The request
Return every line of the data below that includes the string "this".

Source data
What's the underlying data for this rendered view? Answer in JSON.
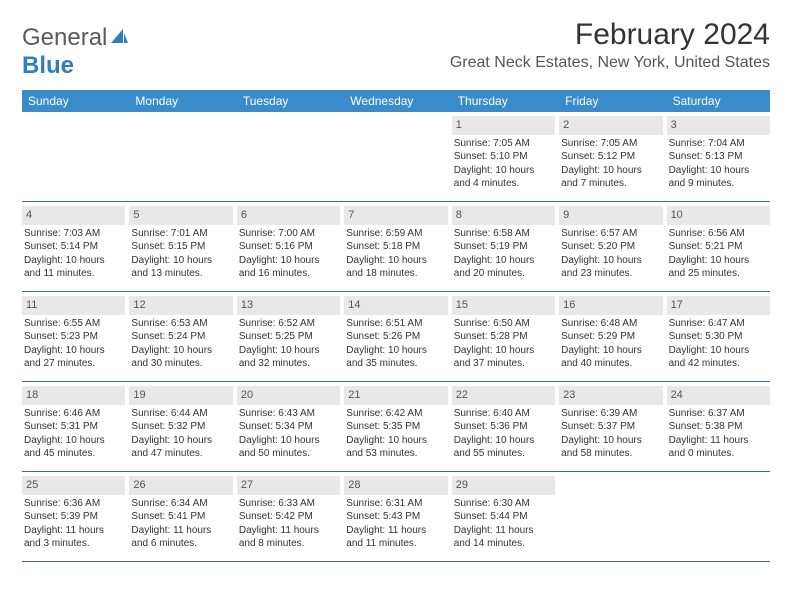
{
  "logo": {
    "text_gray": "General",
    "text_blue": "Blue",
    "sail_color": "#2d7fc1"
  },
  "header": {
    "month_title": "February 2024",
    "location": "Great Neck Estates, New York, United States"
  },
  "colors": {
    "header_bg": "#3a8bc9",
    "header_text": "#ffffff",
    "daynum_bg": "#e8e8e8",
    "border": "#3a6a9a",
    "body_text": "#333333"
  },
  "weekdays": [
    "Sunday",
    "Monday",
    "Tuesday",
    "Wednesday",
    "Thursday",
    "Friday",
    "Saturday"
  ],
  "weeks": [
    [
      null,
      null,
      null,
      null,
      {
        "n": "1",
        "sunrise": "Sunrise: 7:05 AM",
        "sunset": "Sunset: 5:10 PM",
        "day1": "Daylight: 10 hours",
        "day2": "and 4 minutes."
      },
      {
        "n": "2",
        "sunrise": "Sunrise: 7:05 AM",
        "sunset": "Sunset: 5:12 PM",
        "day1": "Daylight: 10 hours",
        "day2": "and 7 minutes."
      },
      {
        "n": "3",
        "sunrise": "Sunrise: 7:04 AM",
        "sunset": "Sunset: 5:13 PM",
        "day1": "Daylight: 10 hours",
        "day2": "and 9 minutes."
      }
    ],
    [
      {
        "n": "4",
        "sunrise": "Sunrise: 7:03 AM",
        "sunset": "Sunset: 5:14 PM",
        "day1": "Daylight: 10 hours",
        "day2": "and 11 minutes."
      },
      {
        "n": "5",
        "sunrise": "Sunrise: 7:01 AM",
        "sunset": "Sunset: 5:15 PM",
        "day1": "Daylight: 10 hours",
        "day2": "and 13 minutes."
      },
      {
        "n": "6",
        "sunrise": "Sunrise: 7:00 AM",
        "sunset": "Sunset: 5:16 PM",
        "day1": "Daylight: 10 hours",
        "day2": "and 16 minutes."
      },
      {
        "n": "7",
        "sunrise": "Sunrise: 6:59 AM",
        "sunset": "Sunset: 5:18 PM",
        "day1": "Daylight: 10 hours",
        "day2": "and 18 minutes."
      },
      {
        "n": "8",
        "sunrise": "Sunrise: 6:58 AM",
        "sunset": "Sunset: 5:19 PM",
        "day1": "Daylight: 10 hours",
        "day2": "and 20 minutes."
      },
      {
        "n": "9",
        "sunrise": "Sunrise: 6:57 AM",
        "sunset": "Sunset: 5:20 PM",
        "day1": "Daylight: 10 hours",
        "day2": "and 23 minutes."
      },
      {
        "n": "10",
        "sunrise": "Sunrise: 6:56 AM",
        "sunset": "Sunset: 5:21 PM",
        "day1": "Daylight: 10 hours",
        "day2": "and 25 minutes."
      }
    ],
    [
      {
        "n": "11",
        "sunrise": "Sunrise: 6:55 AM",
        "sunset": "Sunset: 5:23 PM",
        "day1": "Daylight: 10 hours",
        "day2": "and 27 minutes."
      },
      {
        "n": "12",
        "sunrise": "Sunrise: 6:53 AM",
        "sunset": "Sunset: 5:24 PM",
        "day1": "Daylight: 10 hours",
        "day2": "and 30 minutes."
      },
      {
        "n": "13",
        "sunrise": "Sunrise: 6:52 AM",
        "sunset": "Sunset: 5:25 PM",
        "day1": "Daylight: 10 hours",
        "day2": "and 32 minutes."
      },
      {
        "n": "14",
        "sunrise": "Sunrise: 6:51 AM",
        "sunset": "Sunset: 5:26 PM",
        "day1": "Daylight: 10 hours",
        "day2": "and 35 minutes."
      },
      {
        "n": "15",
        "sunrise": "Sunrise: 6:50 AM",
        "sunset": "Sunset: 5:28 PM",
        "day1": "Daylight: 10 hours",
        "day2": "and 37 minutes."
      },
      {
        "n": "16",
        "sunrise": "Sunrise: 6:48 AM",
        "sunset": "Sunset: 5:29 PM",
        "day1": "Daylight: 10 hours",
        "day2": "and 40 minutes."
      },
      {
        "n": "17",
        "sunrise": "Sunrise: 6:47 AM",
        "sunset": "Sunset: 5:30 PM",
        "day1": "Daylight: 10 hours",
        "day2": "and 42 minutes."
      }
    ],
    [
      {
        "n": "18",
        "sunrise": "Sunrise: 6:46 AM",
        "sunset": "Sunset: 5:31 PM",
        "day1": "Daylight: 10 hours",
        "day2": "and 45 minutes."
      },
      {
        "n": "19",
        "sunrise": "Sunrise: 6:44 AM",
        "sunset": "Sunset: 5:32 PM",
        "day1": "Daylight: 10 hours",
        "day2": "and 47 minutes."
      },
      {
        "n": "20",
        "sunrise": "Sunrise: 6:43 AM",
        "sunset": "Sunset: 5:34 PM",
        "day1": "Daylight: 10 hours",
        "day2": "and 50 minutes."
      },
      {
        "n": "21",
        "sunrise": "Sunrise: 6:42 AM",
        "sunset": "Sunset: 5:35 PM",
        "day1": "Daylight: 10 hours",
        "day2": "and 53 minutes."
      },
      {
        "n": "22",
        "sunrise": "Sunrise: 6:40 AM",
        "sunset": "Sunset: 5:36 PM",
        "day1": "Daylight: 10 hours",
        "day2": "and 55 minutes."
      },
      {
        "n": "23",
        "sunrise": "Sunrise: 6:39 AM",
        "sunset": "Sunset: 5:37 PM",
        "day1": "Daylight: 10 hours",
        "day2": "and 58 minutes."
      },
      {
        "n": "24",
        "sunrise": "Sunrise: 6:37 AM",
        "sunset": "Sunset: 5:38 PM",
        "day1": "Daylight: 11 hours",
        "day2": "and 0 minutes."
      }
    ],
    [
      {
        "n": "25",
        "sunrise": "Sunrise: 6:36 AM",
        "sunset": "Sunset: 5:39 PM",
        "day1": "Daylight: 11 hours",
        "day2": "and 3 minutes."
      },
      {
        "n": "26",
        "sunrise": "Sunrise: 6:34 AM",
        "sunset": "Sunset: 5:41 PM",
        "day1": "Daylight: 11 hours",
        "day2": "and 6 minutes."
      },
      {
        "n": "27",
        "sunrise": "Sunrise: 6:33 AM",
        "sunset": "Sunset: 5:42 PM",
        "day1": "Daylight: 11 hours",
        "day2": "and 8 minutes."
      },
      {
        "n": "28",
        "sunrise": "Sunrise: 6:31 AM",
        "sunset": "Sunset: 5:43 PM",
        "day1": "Daylight: 11 hours",
        "day2": "and 11 minutes."
      },
      {
        "n": "29",
        "sunrise": "Sunrise: 6:30 AM",
        "sunset": "Sunset: 5:44 PM",
        "day1": "Daylight: 11 hours",
        "day2": "and 14 minutes."
      },
      null,
      null
    ]
  ]
}
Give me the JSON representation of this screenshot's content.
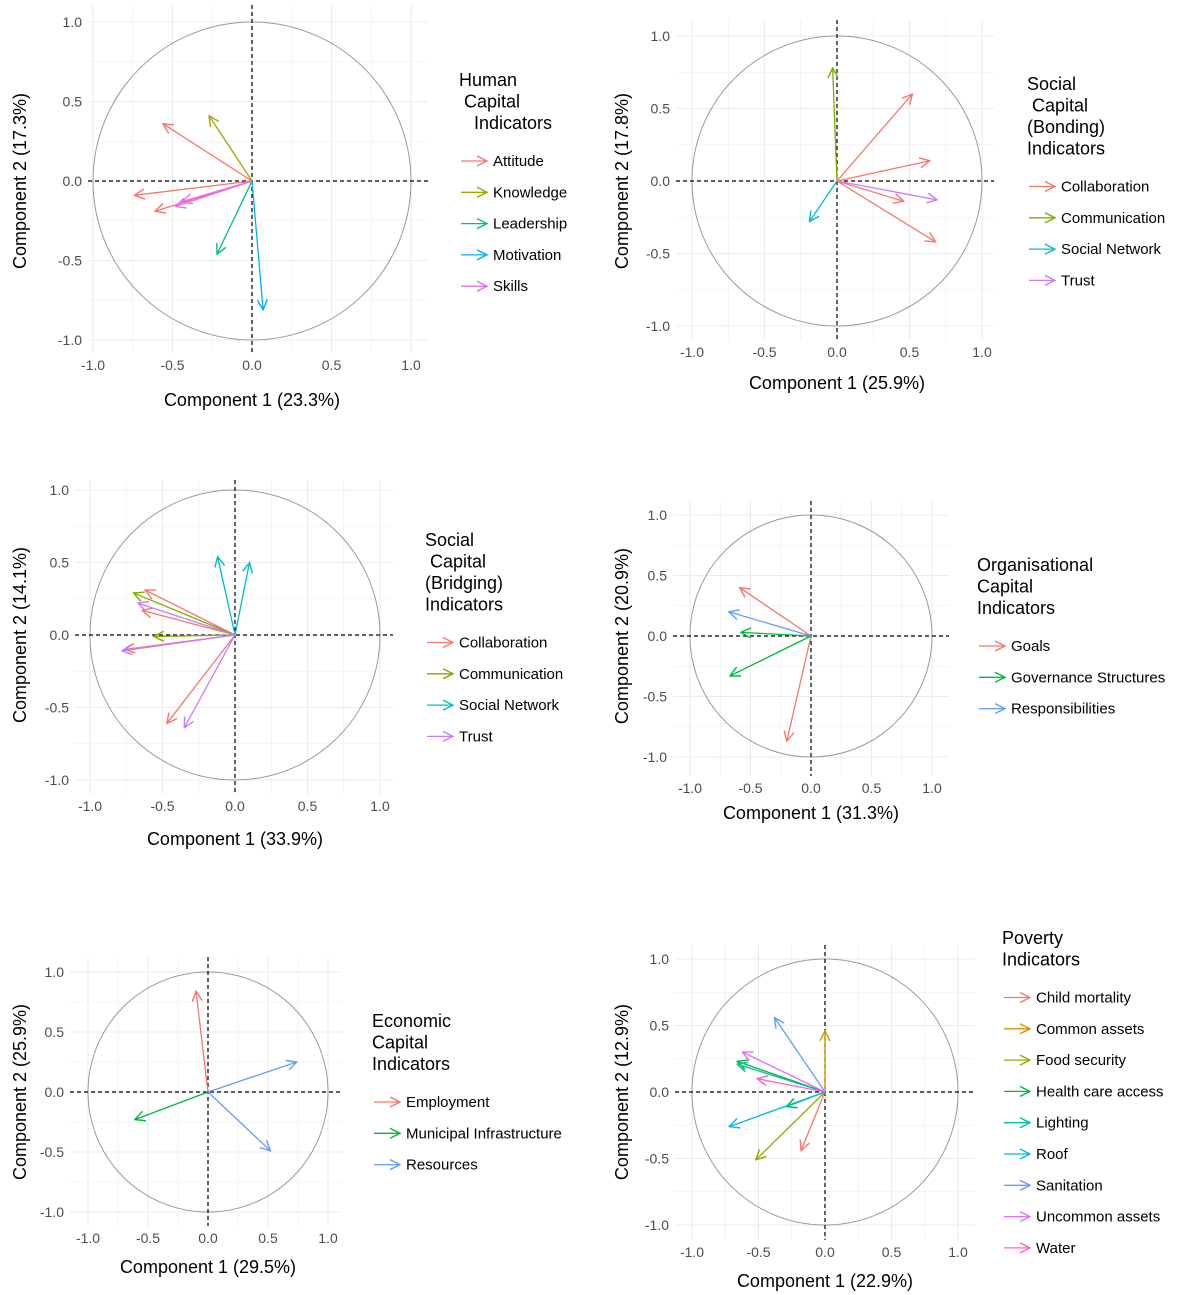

Result of the exercise
What's the underlying data for this rendered view? Answer in JSON.
Give me the JSON representation of this screenshot's content.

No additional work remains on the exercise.